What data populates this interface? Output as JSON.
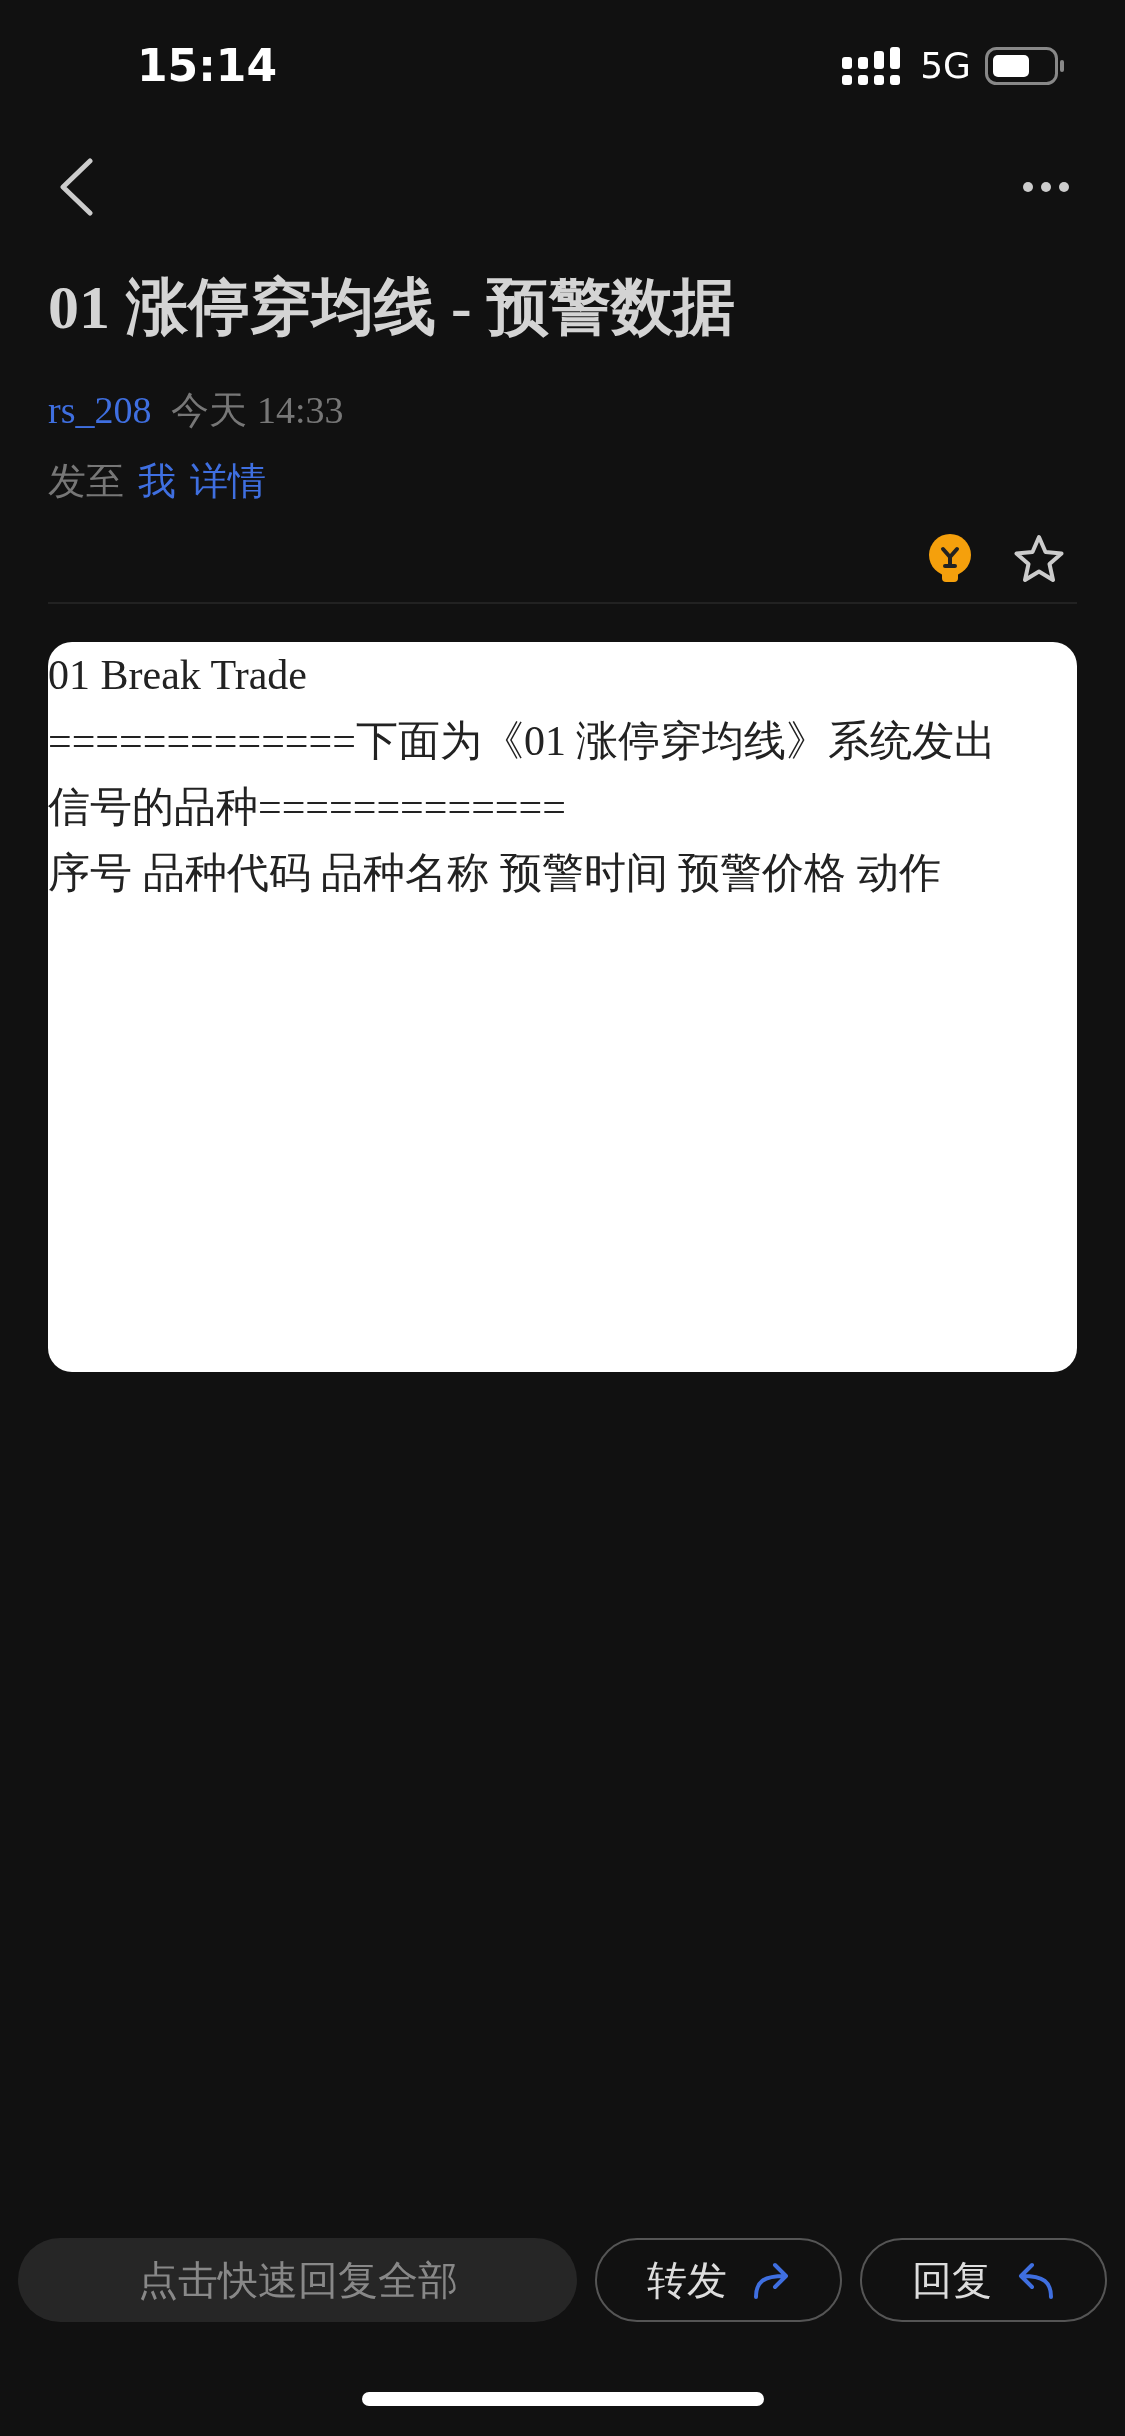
{
  "status_bar": {
    "time": "15:14",
    "network": "5G"
  },
  "message": {
    "title": "01 涨停穿均线 - 预警数据",
    "sender": "rs_208",
    "date": "今天 14:33",
    "to_label": "发至",
    "recipient": "我",
    "details_link": "详情",
    "starred": false
  },
  "body": {
    "lines": [
      "01 Break Trade",
      "=============下面为《01 涨停穿均线》系统发出信号的品种=============",
      "序号 品种代码 品种名称 预警时间 预警价格 动作"
    ]
  },
  "bottom_bar": {
    "quick_reply": {
      "placeholder": "点击快速回复全部"
    },
    "forward": "转发",
    "reply": "回复"
  }
}
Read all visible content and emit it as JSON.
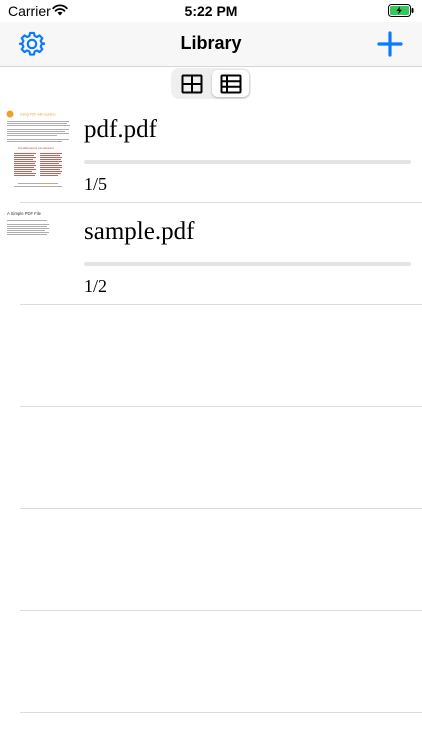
{
  "status_bar": {
    "carrier": "Carrier",
    "time": "5:22 PM"
  },
  "nav": {
    "title": "Library"
  },
  "view_toggle": {
    "selected": "list"
  },
  "documents": [
    {
      "name": "pdf.pdf",
      "pages": "1/5",
      "progress": 0
    },
    {
      "name": "sample.pdf",
      "pages": "1/2",
      "progress": 0
    }
  ],
  "thumbnails": {
    "doc1": {
      "heading": "Using PDF with eyeDoc",
      "subheading": "Formatting tips for your document"
    },
    "doc2": {
      "heading": "A Simple PDF File"
    }
  },
  "colors": {
    "accent": "#0a7aff",
    "battery": "#34c759",
    "thumb_highlight": "#f0a030",
    "thumb_red": "#c0392b"
  }
}
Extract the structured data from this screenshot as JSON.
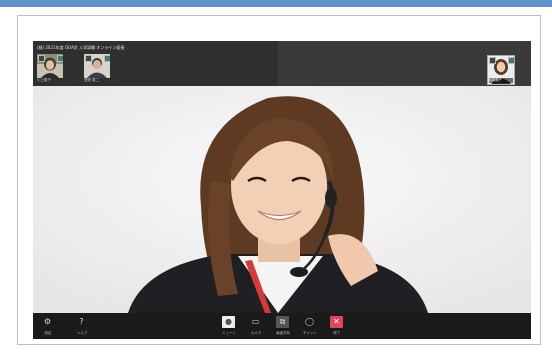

Exercise brief:
Identify the lines in the entries that hold "data" and return each one.

Solution for this task:
What data populates this interface? Output as JSON.
Extract the structured data from this screenshot as JSON.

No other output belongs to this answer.